**SOURCE DATA:**
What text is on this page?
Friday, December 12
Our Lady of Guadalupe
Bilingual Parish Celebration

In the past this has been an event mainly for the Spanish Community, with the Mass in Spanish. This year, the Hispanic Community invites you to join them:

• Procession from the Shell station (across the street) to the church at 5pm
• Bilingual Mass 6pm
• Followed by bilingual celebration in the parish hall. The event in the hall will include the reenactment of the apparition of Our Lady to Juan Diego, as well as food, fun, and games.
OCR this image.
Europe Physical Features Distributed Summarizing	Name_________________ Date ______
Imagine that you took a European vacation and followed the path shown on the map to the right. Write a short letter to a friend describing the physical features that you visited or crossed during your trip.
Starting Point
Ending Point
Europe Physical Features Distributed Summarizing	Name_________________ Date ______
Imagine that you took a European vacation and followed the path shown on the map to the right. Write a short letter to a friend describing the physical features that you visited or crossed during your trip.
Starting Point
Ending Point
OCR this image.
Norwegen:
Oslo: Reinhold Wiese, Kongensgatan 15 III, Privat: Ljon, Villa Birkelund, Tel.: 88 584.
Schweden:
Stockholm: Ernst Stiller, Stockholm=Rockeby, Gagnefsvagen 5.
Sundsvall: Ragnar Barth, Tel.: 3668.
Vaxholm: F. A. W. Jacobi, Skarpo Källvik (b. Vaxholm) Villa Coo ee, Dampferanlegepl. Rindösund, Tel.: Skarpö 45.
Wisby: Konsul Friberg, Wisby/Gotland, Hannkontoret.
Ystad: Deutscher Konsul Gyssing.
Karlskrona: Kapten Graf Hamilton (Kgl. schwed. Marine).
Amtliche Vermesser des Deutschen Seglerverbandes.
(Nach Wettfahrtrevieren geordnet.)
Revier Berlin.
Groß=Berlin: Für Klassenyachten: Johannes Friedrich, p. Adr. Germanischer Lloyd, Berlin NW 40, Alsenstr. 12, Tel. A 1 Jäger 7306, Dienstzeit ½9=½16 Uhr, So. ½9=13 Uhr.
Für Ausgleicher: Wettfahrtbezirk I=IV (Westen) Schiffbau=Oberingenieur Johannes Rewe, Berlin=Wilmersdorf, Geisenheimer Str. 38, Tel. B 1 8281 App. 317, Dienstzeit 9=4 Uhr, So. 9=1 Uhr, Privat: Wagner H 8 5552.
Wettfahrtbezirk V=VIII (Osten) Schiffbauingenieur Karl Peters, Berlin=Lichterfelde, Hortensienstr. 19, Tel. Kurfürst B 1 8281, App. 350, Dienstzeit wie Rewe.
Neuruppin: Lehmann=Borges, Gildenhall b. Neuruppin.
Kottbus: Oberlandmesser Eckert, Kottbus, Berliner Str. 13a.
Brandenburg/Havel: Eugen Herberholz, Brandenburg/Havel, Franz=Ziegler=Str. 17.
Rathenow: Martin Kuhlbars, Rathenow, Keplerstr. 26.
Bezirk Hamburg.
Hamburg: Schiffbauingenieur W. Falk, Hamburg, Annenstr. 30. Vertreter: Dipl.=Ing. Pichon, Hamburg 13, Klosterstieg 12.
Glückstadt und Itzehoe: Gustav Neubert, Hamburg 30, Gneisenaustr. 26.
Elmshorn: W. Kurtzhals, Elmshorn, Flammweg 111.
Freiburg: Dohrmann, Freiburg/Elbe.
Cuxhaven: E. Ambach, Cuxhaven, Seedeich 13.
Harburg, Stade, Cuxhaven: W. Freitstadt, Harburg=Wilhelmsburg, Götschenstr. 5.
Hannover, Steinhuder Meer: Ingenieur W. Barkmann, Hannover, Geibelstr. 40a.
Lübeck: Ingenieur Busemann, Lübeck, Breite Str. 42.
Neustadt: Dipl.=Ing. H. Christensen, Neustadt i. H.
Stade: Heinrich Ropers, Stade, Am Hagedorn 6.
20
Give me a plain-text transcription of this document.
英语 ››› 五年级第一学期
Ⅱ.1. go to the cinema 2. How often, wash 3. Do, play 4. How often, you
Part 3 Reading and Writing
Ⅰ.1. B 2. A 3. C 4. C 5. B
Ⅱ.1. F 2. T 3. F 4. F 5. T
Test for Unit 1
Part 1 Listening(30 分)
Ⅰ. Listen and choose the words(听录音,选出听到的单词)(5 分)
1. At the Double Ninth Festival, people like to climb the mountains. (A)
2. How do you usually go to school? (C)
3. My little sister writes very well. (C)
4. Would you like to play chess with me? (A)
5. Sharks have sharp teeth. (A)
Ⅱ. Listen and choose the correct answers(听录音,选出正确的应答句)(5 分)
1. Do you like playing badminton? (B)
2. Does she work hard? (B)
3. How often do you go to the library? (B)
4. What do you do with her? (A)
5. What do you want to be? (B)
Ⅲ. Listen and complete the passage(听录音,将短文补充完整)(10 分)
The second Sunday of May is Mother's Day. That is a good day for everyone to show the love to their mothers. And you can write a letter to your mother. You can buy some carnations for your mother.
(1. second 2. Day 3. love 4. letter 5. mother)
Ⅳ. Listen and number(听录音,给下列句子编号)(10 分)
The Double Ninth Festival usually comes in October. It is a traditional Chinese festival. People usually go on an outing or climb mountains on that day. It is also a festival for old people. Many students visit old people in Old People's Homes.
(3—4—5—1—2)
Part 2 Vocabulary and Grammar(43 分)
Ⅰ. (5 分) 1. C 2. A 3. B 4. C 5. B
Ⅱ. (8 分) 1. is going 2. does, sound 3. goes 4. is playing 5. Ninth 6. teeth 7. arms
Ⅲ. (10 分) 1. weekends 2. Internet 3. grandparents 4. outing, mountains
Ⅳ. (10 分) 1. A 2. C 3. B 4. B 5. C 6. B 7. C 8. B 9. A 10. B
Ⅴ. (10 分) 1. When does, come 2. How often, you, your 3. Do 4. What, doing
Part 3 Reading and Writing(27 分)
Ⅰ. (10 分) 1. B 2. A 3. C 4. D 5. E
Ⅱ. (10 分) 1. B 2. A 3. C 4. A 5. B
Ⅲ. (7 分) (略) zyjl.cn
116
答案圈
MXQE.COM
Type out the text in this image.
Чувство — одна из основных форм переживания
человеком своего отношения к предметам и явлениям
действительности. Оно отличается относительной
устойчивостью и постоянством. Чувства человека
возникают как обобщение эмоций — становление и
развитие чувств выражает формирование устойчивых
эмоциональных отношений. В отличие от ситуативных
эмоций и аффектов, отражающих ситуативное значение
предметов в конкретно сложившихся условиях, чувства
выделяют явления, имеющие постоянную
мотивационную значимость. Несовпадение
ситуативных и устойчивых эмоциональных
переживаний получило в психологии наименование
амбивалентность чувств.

**JOB:**
Using the listing, collect all lines in which the string "эмоциональных" is found.

**SOLUTION FOR THIS PROBLEM:**
эмоциональных отношений. В отличие от ситуативных
ситуативных и устойчивых эмоциональных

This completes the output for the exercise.